• WORK INSTRUCTIONS
Return each line containing "color".

• EXTRACTED ENTRIES
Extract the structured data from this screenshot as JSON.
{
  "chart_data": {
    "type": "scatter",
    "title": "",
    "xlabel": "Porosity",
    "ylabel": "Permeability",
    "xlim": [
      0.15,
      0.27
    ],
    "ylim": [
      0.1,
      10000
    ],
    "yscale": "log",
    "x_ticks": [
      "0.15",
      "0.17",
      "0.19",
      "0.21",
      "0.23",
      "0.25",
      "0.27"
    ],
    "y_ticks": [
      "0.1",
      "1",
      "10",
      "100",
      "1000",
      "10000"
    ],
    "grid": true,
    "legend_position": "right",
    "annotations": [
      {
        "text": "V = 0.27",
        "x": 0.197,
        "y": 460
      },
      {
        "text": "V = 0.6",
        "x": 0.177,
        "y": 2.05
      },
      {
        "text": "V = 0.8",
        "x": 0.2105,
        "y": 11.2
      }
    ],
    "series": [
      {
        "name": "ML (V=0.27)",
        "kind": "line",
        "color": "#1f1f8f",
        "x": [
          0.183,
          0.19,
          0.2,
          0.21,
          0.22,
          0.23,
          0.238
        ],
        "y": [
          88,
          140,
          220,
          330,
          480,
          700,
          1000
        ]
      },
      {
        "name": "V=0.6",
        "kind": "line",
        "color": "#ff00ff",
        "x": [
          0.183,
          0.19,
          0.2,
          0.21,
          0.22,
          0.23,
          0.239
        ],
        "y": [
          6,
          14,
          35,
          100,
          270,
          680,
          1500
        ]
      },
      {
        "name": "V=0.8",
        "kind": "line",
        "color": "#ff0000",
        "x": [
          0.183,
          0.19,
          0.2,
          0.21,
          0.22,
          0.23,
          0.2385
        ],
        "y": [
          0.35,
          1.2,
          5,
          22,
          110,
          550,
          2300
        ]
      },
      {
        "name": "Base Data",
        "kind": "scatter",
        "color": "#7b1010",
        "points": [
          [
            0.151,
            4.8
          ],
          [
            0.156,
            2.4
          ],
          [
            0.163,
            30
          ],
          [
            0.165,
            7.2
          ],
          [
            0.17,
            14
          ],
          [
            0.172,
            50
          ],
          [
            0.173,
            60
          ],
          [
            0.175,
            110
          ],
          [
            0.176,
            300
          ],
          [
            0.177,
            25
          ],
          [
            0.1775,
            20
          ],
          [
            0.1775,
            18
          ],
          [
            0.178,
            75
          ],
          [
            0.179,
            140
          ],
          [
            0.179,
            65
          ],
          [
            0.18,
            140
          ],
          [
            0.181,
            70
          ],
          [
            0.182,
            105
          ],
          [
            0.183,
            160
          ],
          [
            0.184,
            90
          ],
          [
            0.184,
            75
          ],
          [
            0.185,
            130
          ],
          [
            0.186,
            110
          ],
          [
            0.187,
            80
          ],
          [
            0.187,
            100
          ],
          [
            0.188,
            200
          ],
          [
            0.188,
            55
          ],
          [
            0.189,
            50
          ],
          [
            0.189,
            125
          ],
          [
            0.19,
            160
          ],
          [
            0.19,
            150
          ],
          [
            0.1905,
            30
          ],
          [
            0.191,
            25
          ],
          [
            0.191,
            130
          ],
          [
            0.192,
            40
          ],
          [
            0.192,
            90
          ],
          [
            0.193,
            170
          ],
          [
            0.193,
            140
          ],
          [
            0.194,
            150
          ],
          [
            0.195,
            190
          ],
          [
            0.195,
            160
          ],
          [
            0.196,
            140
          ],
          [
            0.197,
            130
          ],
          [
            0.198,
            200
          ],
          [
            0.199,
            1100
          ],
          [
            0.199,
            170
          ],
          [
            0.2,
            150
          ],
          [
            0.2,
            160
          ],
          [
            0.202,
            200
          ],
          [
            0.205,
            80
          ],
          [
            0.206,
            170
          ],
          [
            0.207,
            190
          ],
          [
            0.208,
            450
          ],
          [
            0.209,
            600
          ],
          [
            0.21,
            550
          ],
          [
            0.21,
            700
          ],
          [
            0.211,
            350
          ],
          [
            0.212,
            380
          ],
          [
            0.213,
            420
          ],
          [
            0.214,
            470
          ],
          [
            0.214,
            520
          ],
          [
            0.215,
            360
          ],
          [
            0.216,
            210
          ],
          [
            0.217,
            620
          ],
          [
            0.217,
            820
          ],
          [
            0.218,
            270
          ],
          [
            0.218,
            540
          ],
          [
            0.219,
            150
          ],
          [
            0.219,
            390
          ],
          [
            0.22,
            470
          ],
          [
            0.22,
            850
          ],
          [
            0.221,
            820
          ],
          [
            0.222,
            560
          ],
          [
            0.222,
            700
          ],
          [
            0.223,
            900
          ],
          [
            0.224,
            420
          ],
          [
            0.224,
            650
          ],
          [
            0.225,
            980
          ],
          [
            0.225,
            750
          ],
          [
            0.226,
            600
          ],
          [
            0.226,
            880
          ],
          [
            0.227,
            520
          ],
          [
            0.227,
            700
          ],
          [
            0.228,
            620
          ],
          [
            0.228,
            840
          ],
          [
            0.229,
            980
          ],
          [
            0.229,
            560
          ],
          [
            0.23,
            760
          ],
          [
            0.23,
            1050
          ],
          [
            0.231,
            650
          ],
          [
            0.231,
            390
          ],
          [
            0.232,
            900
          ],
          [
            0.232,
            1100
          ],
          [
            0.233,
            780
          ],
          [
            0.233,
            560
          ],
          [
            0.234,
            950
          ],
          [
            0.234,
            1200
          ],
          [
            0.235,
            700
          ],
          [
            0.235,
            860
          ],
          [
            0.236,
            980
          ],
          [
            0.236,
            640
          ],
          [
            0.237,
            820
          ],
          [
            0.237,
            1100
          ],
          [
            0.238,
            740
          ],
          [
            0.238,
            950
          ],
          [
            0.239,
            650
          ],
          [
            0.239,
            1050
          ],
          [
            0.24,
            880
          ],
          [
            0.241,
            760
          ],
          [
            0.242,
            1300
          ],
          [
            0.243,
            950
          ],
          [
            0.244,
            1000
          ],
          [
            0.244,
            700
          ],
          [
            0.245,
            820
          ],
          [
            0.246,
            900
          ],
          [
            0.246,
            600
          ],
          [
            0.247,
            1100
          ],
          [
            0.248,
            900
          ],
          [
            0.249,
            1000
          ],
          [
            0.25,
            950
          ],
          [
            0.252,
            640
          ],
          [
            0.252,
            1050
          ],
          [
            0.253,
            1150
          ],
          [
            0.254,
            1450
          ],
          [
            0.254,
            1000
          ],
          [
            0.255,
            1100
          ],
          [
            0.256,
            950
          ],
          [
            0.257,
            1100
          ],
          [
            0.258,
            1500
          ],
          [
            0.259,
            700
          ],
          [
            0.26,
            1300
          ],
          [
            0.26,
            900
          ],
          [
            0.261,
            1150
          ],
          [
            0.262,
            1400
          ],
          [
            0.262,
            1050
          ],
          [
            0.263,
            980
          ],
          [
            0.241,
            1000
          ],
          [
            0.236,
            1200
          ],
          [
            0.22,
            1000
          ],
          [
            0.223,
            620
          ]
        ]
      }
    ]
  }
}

• REPLY
        "color": "#1f1f8f",
        "color": "#ff00ff",
        "color": "#ff0000",
        "color": "#7b1010",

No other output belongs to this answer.